Exactly repeat all the records below, omitting the images they hold.

A block of data:
--------------------------------------------------

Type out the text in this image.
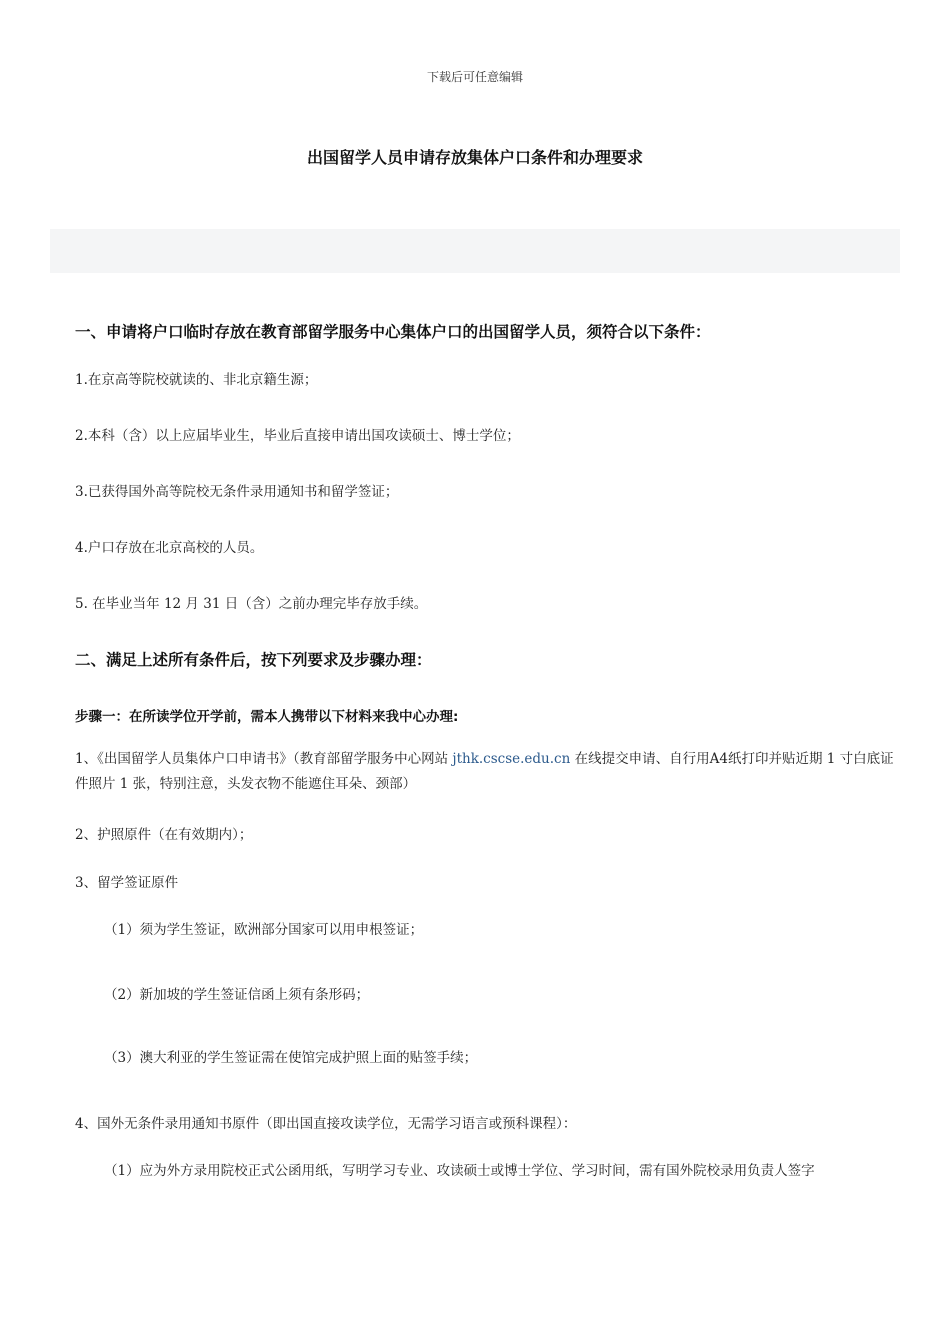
下载后可任意编辑
出国留学人员申请存放集体户口条件和办理要求
一、申请将户口临时存放在教育部留学服务中心集体户口的出国留学人员，须符合以下条件：
1.在京高等院校就读的、非北京籍生源；
2.本科（含）以上应届毕业生，毕业后直接申请出国攻读硕士、博士学位；
3.已获得国外高等院校无条件录用通知书和留学签证；
4.户口存放在北京高校的人员。
5. 在毕业当年 12 月 31 日（含）之前办理完毕存放手续。
二、满足上述所有条件后，按下列要求及步骤办理：
步骤一：在所读学位开学前，需本人携带以下材料来我中心办理:
1、《出国留学人员集体户口申请书》（教育部留学服务中心网站 jthk.cscse.edu.cn 在线提交申请、自行用A4纸打印并贴近期 1 寸白底证件照片 1 张，特别注意，头发衣物不能遮住耳朵、颈部）
2、护照原件（在有效期内）；
3、留学签证原件
（1）须为学生签证，欧洲部分国家可以用申根签证；
（2）新加坡的学生签证信函上须有条形码；
（3）澳大利亚的学生签证需在使馆完成护照上面的贴签手续；
4、国外无条件录用通知书原件（即出国直接攻读学位，无需学习语言或预科课程）：
（1）应为外方录用院校正式公函用纸，写明学习专业、攻读硕士或博士学位、学习时间，需有国外院校录用负责人签字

--------------------------------------------------

Answer for this exercise =>
Type out the text in this image.
下载后可任意编辑
出国留学人员申请存放集体户口条件和办理要求
一、申请将户口临时存放在教育部留学服务中心集体户口的出国留学人员，须符合以下条件：
1.在京高等院校就读的、非北京籍生源；
2.本科（含）以上应届毕业生，毕业后直接申请出国攻读硕士、博士学位；
3.已获得国外高等院校无条件录用通知书和留学签证；
4.户口存放在北京高校的人员。
5. 在毕业当年 12 月 31 日（含）之前办理完毕存放手续。
二、满足上述所有条件后，按下列要求及步骤办理：
步骤一：在所读学位开学前，需本人携带以下材料来我中心办理:
1、《出国留学人员集体户口申请书》（教育部留学服务中心网站 jthk.cscse.edu.cn 在线提交申请、自行用A4纸打印并贴近期 1 寸白底证件照片 1 张，特别注意，头发衣物不能遮住耳朵、颈部）
2、护照原件（在有效期内）；
3、留学签证原件
（1）须为学生签证，欧洲部分国家可以用申根签证；
（2）新加坡的学生签证信函上须有条形码；
（3）澳大利亚的学生签证需在使馆完成护照上面的贴签手续；
4、国外无条件录用通知书原件（即出国直接攻读学位，无需学习语言或预科课程）：
（1）应为外方录用院校正式公函用纸，写明学习专业、攻读硕士或博士学位、学习时间，需有国外院校录用负责人签字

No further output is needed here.